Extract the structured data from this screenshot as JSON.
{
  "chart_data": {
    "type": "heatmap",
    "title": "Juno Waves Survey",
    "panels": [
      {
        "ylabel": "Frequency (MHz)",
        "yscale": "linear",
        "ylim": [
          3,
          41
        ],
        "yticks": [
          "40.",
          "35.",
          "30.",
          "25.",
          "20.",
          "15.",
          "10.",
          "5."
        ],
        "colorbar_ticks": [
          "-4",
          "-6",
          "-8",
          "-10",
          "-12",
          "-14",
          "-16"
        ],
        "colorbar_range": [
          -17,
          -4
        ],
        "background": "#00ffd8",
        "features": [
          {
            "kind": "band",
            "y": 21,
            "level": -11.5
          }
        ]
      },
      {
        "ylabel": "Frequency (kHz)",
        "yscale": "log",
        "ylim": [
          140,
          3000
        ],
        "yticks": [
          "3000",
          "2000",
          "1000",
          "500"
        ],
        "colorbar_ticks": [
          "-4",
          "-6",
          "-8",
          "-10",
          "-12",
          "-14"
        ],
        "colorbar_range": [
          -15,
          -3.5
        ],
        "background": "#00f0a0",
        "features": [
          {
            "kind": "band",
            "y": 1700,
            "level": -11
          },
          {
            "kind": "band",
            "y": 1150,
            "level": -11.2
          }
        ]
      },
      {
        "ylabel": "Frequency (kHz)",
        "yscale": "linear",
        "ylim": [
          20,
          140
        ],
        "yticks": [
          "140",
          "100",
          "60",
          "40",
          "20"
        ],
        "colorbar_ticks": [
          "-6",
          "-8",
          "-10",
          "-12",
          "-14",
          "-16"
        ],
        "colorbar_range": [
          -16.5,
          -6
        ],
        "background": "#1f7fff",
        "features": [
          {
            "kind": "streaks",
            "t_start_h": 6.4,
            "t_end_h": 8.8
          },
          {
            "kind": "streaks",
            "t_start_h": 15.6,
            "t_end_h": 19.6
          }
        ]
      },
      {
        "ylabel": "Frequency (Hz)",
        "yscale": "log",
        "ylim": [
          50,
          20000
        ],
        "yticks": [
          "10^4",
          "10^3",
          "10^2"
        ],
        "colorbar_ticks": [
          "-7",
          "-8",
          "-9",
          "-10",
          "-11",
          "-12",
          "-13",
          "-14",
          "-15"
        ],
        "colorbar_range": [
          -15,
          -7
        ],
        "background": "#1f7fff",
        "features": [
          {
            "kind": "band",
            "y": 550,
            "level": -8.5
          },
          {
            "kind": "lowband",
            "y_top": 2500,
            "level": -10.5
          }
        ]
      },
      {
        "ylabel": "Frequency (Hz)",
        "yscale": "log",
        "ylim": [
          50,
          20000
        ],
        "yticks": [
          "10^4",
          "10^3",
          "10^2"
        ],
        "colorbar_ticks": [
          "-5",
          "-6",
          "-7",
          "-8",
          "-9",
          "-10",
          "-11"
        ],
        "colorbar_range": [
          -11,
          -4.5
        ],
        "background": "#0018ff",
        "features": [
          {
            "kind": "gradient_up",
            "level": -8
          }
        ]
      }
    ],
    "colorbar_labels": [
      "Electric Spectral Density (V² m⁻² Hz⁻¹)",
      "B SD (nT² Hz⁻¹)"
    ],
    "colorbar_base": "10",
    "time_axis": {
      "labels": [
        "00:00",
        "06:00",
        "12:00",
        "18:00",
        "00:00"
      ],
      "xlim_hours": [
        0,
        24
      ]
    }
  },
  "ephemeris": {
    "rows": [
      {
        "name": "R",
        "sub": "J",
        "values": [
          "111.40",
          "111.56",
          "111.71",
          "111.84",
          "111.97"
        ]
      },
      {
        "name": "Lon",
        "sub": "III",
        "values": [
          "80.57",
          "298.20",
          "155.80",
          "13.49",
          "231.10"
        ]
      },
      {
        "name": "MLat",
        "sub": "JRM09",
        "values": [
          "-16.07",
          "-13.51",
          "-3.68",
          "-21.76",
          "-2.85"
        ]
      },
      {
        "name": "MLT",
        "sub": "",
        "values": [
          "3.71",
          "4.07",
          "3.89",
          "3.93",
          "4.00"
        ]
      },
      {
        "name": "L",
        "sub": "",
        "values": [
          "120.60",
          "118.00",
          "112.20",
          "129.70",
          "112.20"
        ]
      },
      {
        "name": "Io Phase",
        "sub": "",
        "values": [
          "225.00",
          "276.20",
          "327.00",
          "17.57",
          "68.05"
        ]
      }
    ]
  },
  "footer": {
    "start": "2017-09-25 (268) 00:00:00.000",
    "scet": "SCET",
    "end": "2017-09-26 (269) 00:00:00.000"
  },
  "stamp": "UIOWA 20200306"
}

...

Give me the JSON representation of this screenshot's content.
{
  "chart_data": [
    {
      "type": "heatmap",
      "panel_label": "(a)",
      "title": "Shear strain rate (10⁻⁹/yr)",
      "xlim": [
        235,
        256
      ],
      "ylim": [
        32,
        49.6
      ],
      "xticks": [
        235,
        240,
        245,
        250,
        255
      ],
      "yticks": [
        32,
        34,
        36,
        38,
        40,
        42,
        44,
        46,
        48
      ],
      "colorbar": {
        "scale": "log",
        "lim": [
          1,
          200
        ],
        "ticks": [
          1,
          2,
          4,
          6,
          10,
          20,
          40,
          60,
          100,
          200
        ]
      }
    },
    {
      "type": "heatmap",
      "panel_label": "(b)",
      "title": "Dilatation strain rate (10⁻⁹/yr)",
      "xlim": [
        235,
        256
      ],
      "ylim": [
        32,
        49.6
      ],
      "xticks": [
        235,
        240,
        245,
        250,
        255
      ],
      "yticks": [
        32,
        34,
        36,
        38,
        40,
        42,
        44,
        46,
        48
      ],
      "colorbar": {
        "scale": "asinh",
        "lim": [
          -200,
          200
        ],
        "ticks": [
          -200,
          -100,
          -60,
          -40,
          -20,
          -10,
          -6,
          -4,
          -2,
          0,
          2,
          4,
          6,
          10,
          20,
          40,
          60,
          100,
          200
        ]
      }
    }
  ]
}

--

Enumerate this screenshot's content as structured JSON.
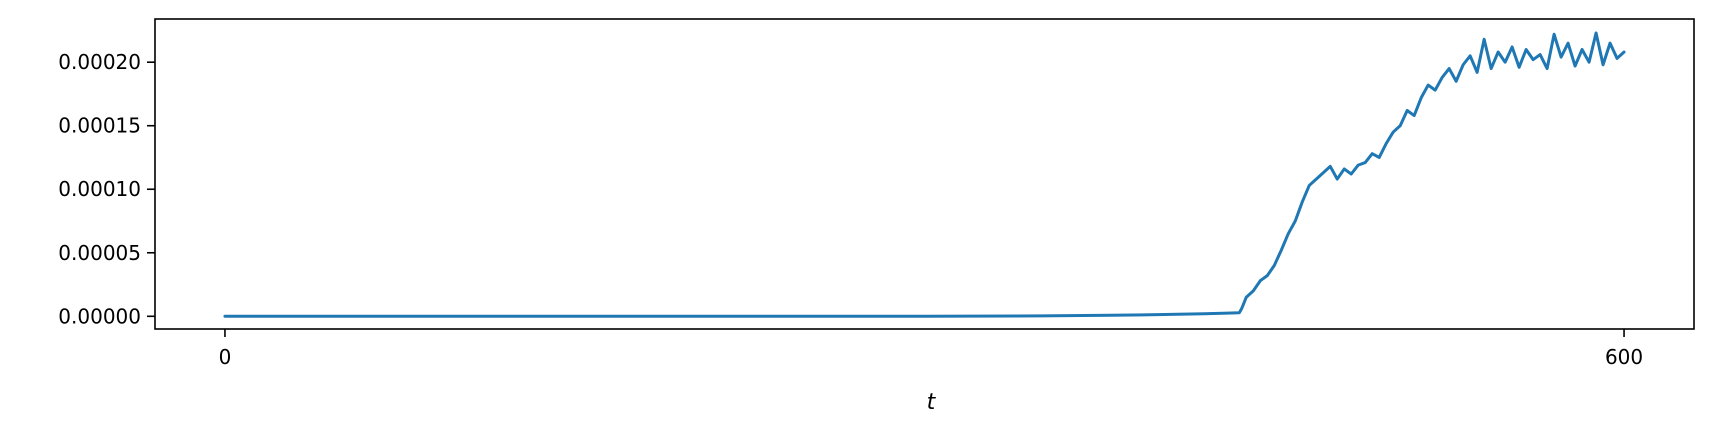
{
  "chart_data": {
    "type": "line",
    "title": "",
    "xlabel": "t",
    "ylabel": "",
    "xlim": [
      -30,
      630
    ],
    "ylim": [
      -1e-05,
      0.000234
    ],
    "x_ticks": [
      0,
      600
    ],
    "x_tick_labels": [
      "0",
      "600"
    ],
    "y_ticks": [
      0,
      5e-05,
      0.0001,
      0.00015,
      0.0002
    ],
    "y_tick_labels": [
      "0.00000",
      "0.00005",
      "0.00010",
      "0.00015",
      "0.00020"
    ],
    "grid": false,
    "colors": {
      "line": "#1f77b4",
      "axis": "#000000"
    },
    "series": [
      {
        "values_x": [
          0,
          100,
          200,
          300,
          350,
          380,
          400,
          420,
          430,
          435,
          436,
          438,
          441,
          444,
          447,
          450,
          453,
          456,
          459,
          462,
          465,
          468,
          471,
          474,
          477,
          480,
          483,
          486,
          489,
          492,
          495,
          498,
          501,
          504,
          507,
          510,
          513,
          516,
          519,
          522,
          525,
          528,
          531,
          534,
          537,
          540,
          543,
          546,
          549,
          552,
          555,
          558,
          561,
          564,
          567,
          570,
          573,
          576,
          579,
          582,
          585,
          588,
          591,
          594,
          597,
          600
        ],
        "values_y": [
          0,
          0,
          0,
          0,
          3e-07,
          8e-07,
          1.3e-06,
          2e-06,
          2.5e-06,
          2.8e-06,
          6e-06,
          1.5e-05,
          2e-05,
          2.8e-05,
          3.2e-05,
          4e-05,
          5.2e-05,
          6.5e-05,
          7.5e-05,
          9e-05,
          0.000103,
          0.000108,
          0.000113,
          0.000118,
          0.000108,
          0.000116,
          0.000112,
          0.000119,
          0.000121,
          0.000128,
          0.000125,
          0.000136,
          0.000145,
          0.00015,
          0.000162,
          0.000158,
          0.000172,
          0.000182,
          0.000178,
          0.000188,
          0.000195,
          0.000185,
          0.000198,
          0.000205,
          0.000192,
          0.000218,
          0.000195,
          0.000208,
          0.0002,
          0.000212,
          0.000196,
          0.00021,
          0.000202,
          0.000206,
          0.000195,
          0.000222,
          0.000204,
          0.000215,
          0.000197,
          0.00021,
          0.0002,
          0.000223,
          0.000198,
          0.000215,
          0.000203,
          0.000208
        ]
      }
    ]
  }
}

* [WHAT THE TASK REQUIRES]:
Extract every line that has the string "name" in it.

* [ANSWER TO THIS EXERCISE]:
        "name": "R",
        "name": "Lon",
        "name": "MLat",
        "name": "MLT",
        "name": "L",
        "name": "Io Phase",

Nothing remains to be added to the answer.